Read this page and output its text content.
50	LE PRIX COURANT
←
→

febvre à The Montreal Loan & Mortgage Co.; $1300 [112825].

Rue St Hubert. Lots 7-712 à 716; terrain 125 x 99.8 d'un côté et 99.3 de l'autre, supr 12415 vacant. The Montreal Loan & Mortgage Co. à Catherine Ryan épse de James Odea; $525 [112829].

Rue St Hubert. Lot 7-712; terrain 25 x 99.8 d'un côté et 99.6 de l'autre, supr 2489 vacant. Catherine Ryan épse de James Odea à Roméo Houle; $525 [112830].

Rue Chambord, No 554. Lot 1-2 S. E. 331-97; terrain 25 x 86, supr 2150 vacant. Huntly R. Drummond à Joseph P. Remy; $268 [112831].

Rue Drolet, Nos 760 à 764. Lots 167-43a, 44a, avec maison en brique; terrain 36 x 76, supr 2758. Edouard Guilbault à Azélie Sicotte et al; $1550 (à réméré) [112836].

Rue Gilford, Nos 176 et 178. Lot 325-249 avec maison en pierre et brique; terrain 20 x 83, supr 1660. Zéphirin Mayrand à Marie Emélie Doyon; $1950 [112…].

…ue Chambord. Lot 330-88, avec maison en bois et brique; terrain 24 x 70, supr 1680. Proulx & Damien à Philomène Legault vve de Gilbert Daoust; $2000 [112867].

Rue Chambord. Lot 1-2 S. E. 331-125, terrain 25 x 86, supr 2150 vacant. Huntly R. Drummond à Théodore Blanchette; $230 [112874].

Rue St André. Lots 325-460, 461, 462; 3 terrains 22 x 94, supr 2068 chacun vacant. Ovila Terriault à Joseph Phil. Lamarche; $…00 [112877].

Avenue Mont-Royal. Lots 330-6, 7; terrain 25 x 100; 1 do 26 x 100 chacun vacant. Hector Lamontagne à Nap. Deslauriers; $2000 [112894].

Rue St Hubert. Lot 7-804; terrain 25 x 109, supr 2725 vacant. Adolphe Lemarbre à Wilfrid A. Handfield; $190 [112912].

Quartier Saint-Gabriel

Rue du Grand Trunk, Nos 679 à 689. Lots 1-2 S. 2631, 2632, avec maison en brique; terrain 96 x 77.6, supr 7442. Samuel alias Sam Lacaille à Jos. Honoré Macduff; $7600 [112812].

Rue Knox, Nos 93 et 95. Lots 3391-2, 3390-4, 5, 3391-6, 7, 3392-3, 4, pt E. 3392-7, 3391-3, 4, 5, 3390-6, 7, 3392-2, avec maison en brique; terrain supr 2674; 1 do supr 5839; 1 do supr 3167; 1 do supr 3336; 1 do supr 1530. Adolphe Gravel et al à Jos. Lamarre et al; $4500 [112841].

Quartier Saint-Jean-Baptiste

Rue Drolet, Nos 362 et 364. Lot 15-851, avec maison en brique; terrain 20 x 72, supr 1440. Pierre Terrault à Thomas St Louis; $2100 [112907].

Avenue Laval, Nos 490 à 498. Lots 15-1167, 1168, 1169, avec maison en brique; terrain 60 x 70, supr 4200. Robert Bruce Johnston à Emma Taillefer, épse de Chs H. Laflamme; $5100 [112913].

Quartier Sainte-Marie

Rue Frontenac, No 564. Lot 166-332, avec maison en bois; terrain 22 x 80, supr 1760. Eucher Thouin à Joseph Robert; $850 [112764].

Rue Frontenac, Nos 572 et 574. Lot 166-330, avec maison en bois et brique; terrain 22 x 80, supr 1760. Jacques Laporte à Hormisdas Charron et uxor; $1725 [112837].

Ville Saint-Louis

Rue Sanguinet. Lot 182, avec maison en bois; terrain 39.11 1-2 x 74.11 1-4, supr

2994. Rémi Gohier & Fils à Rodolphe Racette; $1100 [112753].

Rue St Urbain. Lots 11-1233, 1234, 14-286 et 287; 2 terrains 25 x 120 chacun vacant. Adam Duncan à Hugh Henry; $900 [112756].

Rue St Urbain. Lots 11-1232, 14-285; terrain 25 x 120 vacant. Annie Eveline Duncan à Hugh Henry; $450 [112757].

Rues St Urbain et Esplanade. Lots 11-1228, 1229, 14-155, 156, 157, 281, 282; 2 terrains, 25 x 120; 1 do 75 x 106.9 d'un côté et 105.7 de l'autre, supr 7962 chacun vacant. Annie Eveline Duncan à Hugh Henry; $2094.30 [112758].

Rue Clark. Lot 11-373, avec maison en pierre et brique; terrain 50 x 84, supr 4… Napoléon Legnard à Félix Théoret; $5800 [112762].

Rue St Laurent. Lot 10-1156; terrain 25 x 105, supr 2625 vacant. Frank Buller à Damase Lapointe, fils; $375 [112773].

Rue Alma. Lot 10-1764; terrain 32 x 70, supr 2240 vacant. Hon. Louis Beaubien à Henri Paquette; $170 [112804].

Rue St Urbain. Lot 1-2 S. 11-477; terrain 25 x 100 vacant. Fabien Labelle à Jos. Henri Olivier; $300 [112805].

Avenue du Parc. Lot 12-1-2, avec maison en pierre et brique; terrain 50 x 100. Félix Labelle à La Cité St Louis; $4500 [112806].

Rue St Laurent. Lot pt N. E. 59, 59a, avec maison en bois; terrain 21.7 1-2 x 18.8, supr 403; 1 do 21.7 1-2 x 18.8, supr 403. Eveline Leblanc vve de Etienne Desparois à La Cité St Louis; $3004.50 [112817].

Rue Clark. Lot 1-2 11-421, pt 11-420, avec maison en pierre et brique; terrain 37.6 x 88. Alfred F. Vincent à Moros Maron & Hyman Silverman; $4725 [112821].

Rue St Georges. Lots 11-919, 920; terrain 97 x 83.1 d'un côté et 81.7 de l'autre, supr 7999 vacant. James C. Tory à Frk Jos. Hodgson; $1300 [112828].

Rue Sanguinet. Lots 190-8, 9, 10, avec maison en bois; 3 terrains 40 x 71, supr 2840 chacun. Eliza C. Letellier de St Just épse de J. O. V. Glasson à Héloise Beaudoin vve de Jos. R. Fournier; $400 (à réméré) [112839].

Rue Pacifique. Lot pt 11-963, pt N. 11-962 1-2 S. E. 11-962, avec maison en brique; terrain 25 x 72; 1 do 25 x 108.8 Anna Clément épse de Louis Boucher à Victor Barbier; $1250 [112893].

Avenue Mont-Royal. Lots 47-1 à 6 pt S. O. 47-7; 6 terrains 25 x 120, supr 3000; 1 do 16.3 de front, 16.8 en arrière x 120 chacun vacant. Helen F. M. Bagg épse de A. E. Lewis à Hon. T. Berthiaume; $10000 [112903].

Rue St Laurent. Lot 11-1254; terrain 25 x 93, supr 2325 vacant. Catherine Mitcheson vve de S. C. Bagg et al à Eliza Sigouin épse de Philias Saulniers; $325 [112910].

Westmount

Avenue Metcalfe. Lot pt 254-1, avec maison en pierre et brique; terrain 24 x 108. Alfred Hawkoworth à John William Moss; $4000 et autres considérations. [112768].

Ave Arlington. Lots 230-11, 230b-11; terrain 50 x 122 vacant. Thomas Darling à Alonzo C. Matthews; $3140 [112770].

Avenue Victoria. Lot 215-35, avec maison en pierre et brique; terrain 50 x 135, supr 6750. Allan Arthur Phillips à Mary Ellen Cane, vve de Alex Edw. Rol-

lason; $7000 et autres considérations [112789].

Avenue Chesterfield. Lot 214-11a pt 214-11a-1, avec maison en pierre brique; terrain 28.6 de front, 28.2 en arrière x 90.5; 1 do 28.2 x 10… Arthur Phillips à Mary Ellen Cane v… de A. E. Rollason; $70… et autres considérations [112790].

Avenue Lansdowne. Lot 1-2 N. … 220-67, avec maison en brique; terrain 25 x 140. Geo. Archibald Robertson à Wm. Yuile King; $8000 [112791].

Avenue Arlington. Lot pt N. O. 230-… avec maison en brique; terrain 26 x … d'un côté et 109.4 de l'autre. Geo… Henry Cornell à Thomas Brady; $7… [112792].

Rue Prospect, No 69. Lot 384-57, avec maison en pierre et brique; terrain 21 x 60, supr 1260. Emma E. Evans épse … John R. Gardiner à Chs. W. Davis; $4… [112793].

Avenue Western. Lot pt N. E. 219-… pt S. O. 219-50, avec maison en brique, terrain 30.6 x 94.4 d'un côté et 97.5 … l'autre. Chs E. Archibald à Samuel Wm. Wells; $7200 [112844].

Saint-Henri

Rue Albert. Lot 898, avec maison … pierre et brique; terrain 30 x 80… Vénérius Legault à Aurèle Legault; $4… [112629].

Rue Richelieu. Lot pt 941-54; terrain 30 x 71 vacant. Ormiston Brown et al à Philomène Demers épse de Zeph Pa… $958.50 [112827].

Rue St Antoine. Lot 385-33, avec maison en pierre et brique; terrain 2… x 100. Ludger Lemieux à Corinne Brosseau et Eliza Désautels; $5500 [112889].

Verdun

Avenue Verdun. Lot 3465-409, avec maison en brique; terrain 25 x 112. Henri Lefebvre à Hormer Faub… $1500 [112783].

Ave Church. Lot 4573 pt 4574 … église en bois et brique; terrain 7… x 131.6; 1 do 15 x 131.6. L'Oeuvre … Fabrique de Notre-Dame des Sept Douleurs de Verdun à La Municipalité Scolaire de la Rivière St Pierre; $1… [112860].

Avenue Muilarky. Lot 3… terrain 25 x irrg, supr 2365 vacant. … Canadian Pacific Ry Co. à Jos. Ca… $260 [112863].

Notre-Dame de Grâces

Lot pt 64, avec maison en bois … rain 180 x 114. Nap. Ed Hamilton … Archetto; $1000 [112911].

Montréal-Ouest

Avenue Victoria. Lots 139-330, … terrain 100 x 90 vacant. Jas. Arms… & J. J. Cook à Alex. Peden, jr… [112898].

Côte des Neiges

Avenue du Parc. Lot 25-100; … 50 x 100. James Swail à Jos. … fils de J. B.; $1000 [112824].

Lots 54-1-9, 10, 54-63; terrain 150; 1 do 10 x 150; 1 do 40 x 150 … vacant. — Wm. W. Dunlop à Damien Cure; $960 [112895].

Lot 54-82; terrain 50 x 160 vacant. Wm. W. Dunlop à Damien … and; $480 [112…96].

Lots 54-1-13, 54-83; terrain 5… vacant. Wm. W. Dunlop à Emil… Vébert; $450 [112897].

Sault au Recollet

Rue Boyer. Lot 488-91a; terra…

▸ PROBLEM DETAILS: Extract lines where the string "Arlington" occurs.

▸ EXERCISE OUTPUT:
Ave Arlington. Lots 230-11, 230b-11; terrain 50 x 122 vacant. Thomas Darling à Alonzo C. Matthews; $3140 [112770].
Avenue Arlington. Lot pt N. O. 230-… avec maison en brique; terrain 26 x … d'un côté et 109.4 de l'autre. Geo… Henry Cornell à Thomas Brady; $7… [112792].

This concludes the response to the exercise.